*Exercise directions:* Make an exact copy of each entry, leaving out every picture.

*Dataset:*

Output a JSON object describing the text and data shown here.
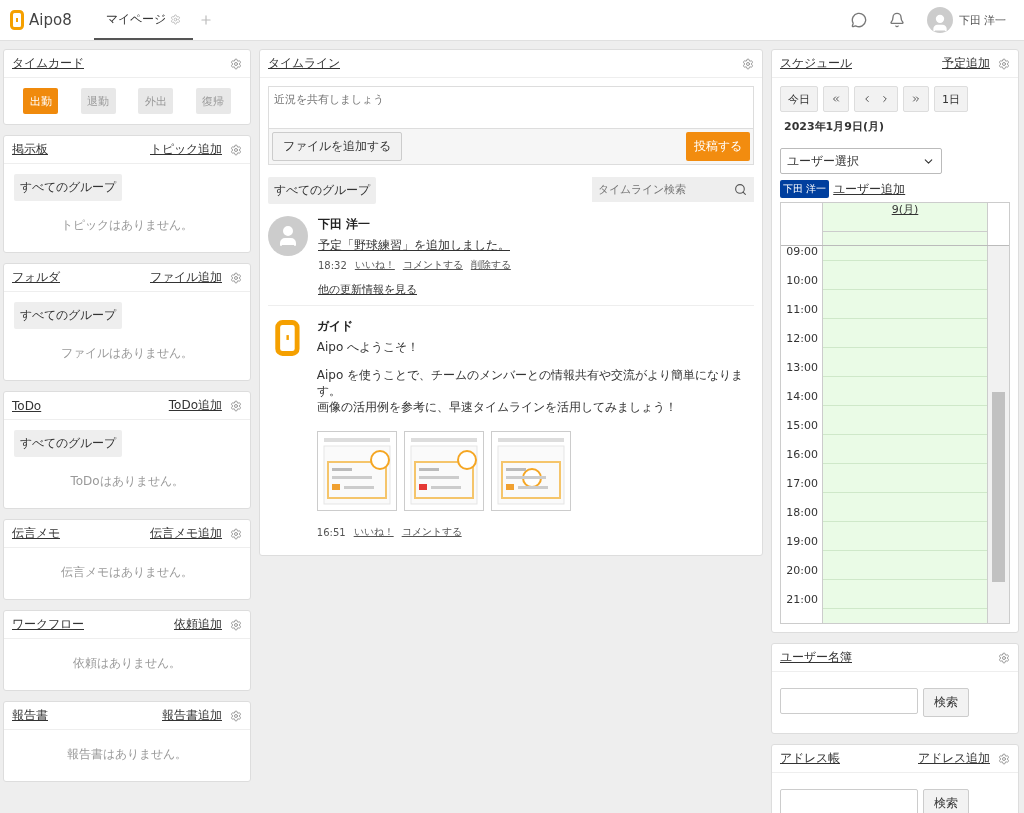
{
  "header": {
    "logo": "Aipo8",
    "tabs": [
      {
        "label": "マイページ",
        "selected": true
      }
    ],
    "user_name": "下田 洋一"
  },
  "left_panels": [
    {
      "kind": "timecard",
      "title": "タイムカード",
      "buttons": [
        {
          "label": "出勤",
          "enabled": true
        },
        {
          "label": "退勤",
          "enabled": false
        },
        {
          "label": "外出",
          "enabled": false
        },
        {
          "label": "復帰",
          "enabled": false
        }
      ]
    },
    {
      "kind": "list",
      "title": "掲示板",
      "action": "トピック追加",
      "group": "すべてのグループ",
      "empty": "トピックはありません。"
    },
    {
      "kind": "list",
      "title": "フォルダ",
      "action": "ファイル追加",
      "group": "すべてのグループ",
      "empty": "ファイルはありません。"
    },
    {
      "kind": "list",
      "title": "ToDo",
      "action": "ToDo追加",
      "group": "すべてのグループ",
      "empty": "ToDoはありません。"
    },
    {
      "kind": "simple",
      "title": "伝言メモ",
      "action": "伝言メモ追加",
      "empty": "伝言メモはありません。"
    },
    {
      "kind": "simple",
      "title": "ワークフロー",
      "action": "依頼追加",
      "empty": "依頼はありません。"
    },
    {
      "kind": "simple",
      "title": "報告書",
      "action": "報告書追加",
      "empty": "報告書はありません。"
    }
  ],
  "timeline": {
    "title": "タイムライン",
    "placeholder": "近況を共有しましょう",
    "add_file": "ファイルを追加する",
    "post": "投稿する",
    "group": "すべてのグループ",
    "search_placeholder": "タイムライン検索",
    "posts": [
      {
        "kind": "user",
        "author": "下田 洋一",
        "paragraphs": [
          [
            "予定「野球練習」を追加しました。"
          ]
        ],
        "time": "18:32",
        "actions": [
          "いいね！",
          "コメントする",
          "削除する"
        ],
        "more": "他の更新情報を見る"
      },
      {
        "kind": "guide",
        "author": "ガイド",
        "paragraphs": [
          [
            "Aipo へようこそ！"
          ],
          [
            "Aipo を使うことで、チームのメンバーとの情報共有や交流がより簡単になります。",
            "画像の活用例を参考に、早速タイムラインを活用してみましょう！"
          ]
        ],
        "images": [
          {
            "kind": "picture"
          },
          {
            "kind": "picture"
          },
          {
            "kind": "picture"
          }
        ],
        "time": "16:51",
        "actions": [
          "いいね！",
          "コメントする"
        ]
      }
    ]
  },
  "schedule": {
    "title": "スケジュール",
    "action": "予定追加",
    "today": "今日",
    "range": "1日",
    "date": "2023年1月9日(月)",
    "user_select": "ユーザー選択",
    "user_tag": "下田 洋一",
    "add_user": "ユーザー追加",
    "day": "9(月)",
    "hours": [
      "09:00",
      "10:00",
      "11:00",
      "12:00",
      "13:00",
      "14:00",
      "15:00",
      "16:00",
      "17:00",
      "18:00",
      "19:00",
      "20:00",
      "21:00"
    ]
  },
  "directories": [
    {
      "title": "ユーザー名簿",
      "search": "検索"
    },
    {
      "title": "アドレス帳",
      "action": "アドレス追加",
      "search": "検索"
    }
  ]
}
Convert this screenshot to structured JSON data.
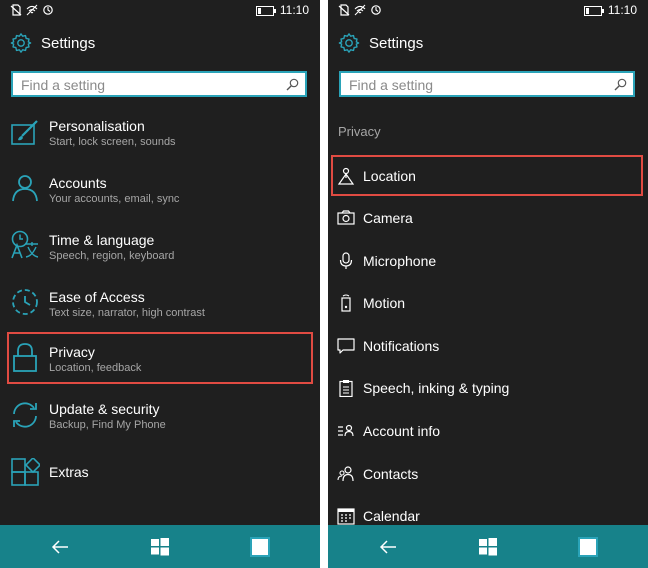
{
  "status": {
    "time": "11:10"
  },
  "left": {
    "header_title": "Settings",
    "search_placeholder": "Find a setting",
    "items": [
      {
        "label": "Personalisation",
        "sub": "Start, lock screen, sounds",
        "icon": "personalisation-icon"
      },
      {
        "label": "Accounts",
        "sub": "Your accounts, email, sync",
        "icon": "person-icon"
      },
      {
        "label": "Time & language",
        "sub": "Speech, region, keyboard",
        "icon": "time-language-icon"
      },
      {
        "label": "Ease of Access",
        "sub": "Text size, narrator, high contrast",
        "icon": "ease-of-access-icon"
      },
      {
        "label": "Privacy",
        "sub": "Location, feedback",
        "icon": "lock-icon"
      },
      {
        "label": "Update & security",
        "sub": "Backup, Find My Phone",
        "icon": "sync-icon"
      },
      {
        "label": "Extras",
        "sub": "",
        "icon": "extras-icon"
      }
    ],
    "highlighted_item": "Privacy"
  },
  "right": {
    "header_title": "Settings",
    "search_placeholder": "Find a setting",
    "section_title": "Privacy",
    "items": [
      {
        "label": "Location",
        "icon": "location-icon"
      },
      {
        "label": "Camera",
        "icon": "camera-icon"
      },
      {
        "label": "Microphone",
        "icon": "microphone-icon"
      },
      {
        "label": "Motion",
        "icon": "motion-icon"
      },
      {
        "label": "Notifications",
        "icon": "notifications-icon"
      },
      {
        "label": "Speech, inking & typing",
        "icon": "clipboard-icon"
      },
      {
        "label": "Account info",
        "icon": "account-info-icon"
      },
      {
        "label": "Contacts",
        "icon": "contacts-icon"
      },
      {
        "label": "Calendar",
        "icon": "calendar-icon"
      }
    ],
    "highlighted_item": "Location"
  },
  "navbar": {
    "buttons": [
      "back",
      "start",
      "search"
    ]
  },
  "colors": {
    "background": "#1f1f1f",
    "accent": "#2aa3b8",
    "navbar": "#17828a",
    "highlight": "#e04b42",
    "subtext": "#a6a6a6"
  }
}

*Final answer:*
Output a JSON object describing the text and data shown here.
{
  "header": {
    "logo": "Aipo8",
    "tabs": [
      {
        "label": "マイページ",
        "selected": true
      }
    ],
    "user_name": "下田 洋一"
  },
  "left_panels": [
    {
      "kind": "timecard",
      "title": "タイムカード",
      "buttons": [
        {
          "label": "出勤",
          "enabled": true
        },
        {
          "label": "退勤",
          "enabled": false
        },
        {
          "label": "外出",
          "enabled": false
        },
        {
          "label": "復帰",
          "enabled": false
        }
      ]
    },
    {
      "kind": "list",
      "title": "掲示板",
      "action": "トピック追加",
      "group": "すべてのグループ",
      "empty": "トピックはありません。"
    },
    {
      "kind": "list",
      "title": "フォルダ",
      "action": "ファイル追加",
      "group": "すべてのグループ",
      "empty": "ファイルはありません。"
    },
    {
      "kind": "list",
      "title": "ToDo",
      "action": "ToDo追加",
      "group": "すべてのグループ",
      "empty": "ToDoはありません。"
    },
    {
      "kind": "simple",
      "title": "伝言メモ",
      "action": "伝言メモ追加",
      "empty": "伝言メモはありません。"
    },
    {
      "kind": "simple",
      "title": "ワークフロー",
      "action": "依頼追加",
      "empty": "依頼はありません。"
    },
    {
      "kind": "simple",
      "title": "報告書",
      "action": "報告書追加",
      "empty": "報告書はありません。"
    }
  ],
  "timeline": {
    "title": "タイムライン",
    "placeholder": "近況を共有しましょう",
    "add_file": "ファイルを追加する",
    "post": "投稿する",
    "group": "すべてのグループ",
    "search_placeholder": "タイムライン検索",
    "posts": [
      {
        "kind": "user",
        "author": "下田 洋一",
        "paragraphs": [
          [
            "予定「野球練習」を追加しました。"
          ]
        ],
        "time": "18:32",
        "actions": [
          "いいね！",
          "コメントする",
          "削除する"
        ],
        "more": "他の更新情報を見る"
      },
      {
        "kind": "guide",
        "author": "ガイド",
        "paragraphs": [
          [
            "Aipo へようこそ！"
          ],
          [
            "Aipo を使うことで、チームのメンバーとの情報共有や交流がより簡単になります。",
            "画像の活用例を参考に、早速タイムラインを活用してみましょう！"
          ]
        ],
        "images": [
          {
            "kind": "picture"
          },
          {
            "kind": "picture"
          },
          {
            "kind": "picture"
          }
        ],
        "time": "16:51",
        "actions": [
          "いいね！",
          "コメントする"
        ]
      }
    ]
  },
  "schedule": {
    "title": "スケジュール",
    "action": "予定追加",
    "today": "今日",
    "range": "1日",
    "date": "2023年1月9日(月)",
    "user_select": "ユーザー選択",
    "user_tag": "下田 洋一",
    "add_user": "ユーザー追加",
    "day": "9(月)",
    "hours": [
      "09:00",
      "10:00",
      "11:00",
      "12:00",
      "13:00",
      "14:00",
      "15:00",
      "16:00",
      "17:00",
      "18:00",
      "19:00",
      "20:00",
      "21:00"
    ]
  },
  "directories": [
    {
      "title": "ユーザー名簿",
      "search": "検索"
    },
    {
      "title": "アドレス帳",
      "action": "アドレス追加",
      "search": "検索"
    }
  ]
}
Convert this screenshot to structured JSON data.
{
  "status": {
    "time": "11:10"
  },
  "left": {
    "header_title": "Settings",
    "search_placeholder": "Find a setting",
    "items": [
      {
        "label": "Personalisation",
        "sub": "Start, lock screen, sounds",
        "icon": "personalisation-icon"
      },
      {
        "label": "Accounts",
        "sub": "Your accounts, email, sync",
        "icon": "person-icon"
      },
      {
        "label": "Time & language",
        "sub": "Speech, region, keyboard",
        "icon": "time-language-icon"
      },
      {
        "label": "Ease of Access",
        "sub": "Text size, narrator, high contrast",
        "icon": "ease-of-access-icon"
      },
      {
        "label": "Privacy",
        "sub": "Location, feedback",
        "icon": "lock-icon"
      },
      {
        "label": "Update & security",
        "sub": "Backup, Find My Phone",
        "icon": "sync-icon"
      },
      {
        "label": "Extras",
        "sub": "",
        "icon": "extras-icon"
      }
    ],
    "highlighted_item": "Privacy"
  },
  "right": {
    "header_title": "Settings",
    "search_placeholder": "Find a setting",
    "section_title": "Privacy",
    "items": [
      {
        "label": "Location",
        "icon": "location-icon"
      },
      {
        "label": "Camera",
        "icon": "camera-icon"
      },
      {
        "label": "Microphone",
        "icon": "microphone-icon"
      },
      {
        "label": "Motion",
        "icon": "motion-icon"
      },
      {
        "label": "Notifications",
        "icon": "notifications-icon"
      },
      {
        "label": "Speech, inking & typing",
        "icon": "clipboard-icon"
      },
      {
        "label": "Account info",
        "icon": "account-info-icon"
      },
      {
        "label": "Contacts",
        "icon": "contacts-icon"
      },
      {
        "label": "Calendar",
        "icon": "calendar-icon"
      }
    ],
    "highlighted_item": "Location"
  },
  "navbar": {
    "buttons": [
      "back",
      "start",
      "search"
    ]
  },
  "colors": {
    "background": "#1f1f1f",
    "accent": "#2aa3b8",
    "navbar": "#17828a",
    "highlight": "#e04b42",
    "subtext": "#a6a6a6"
  }
}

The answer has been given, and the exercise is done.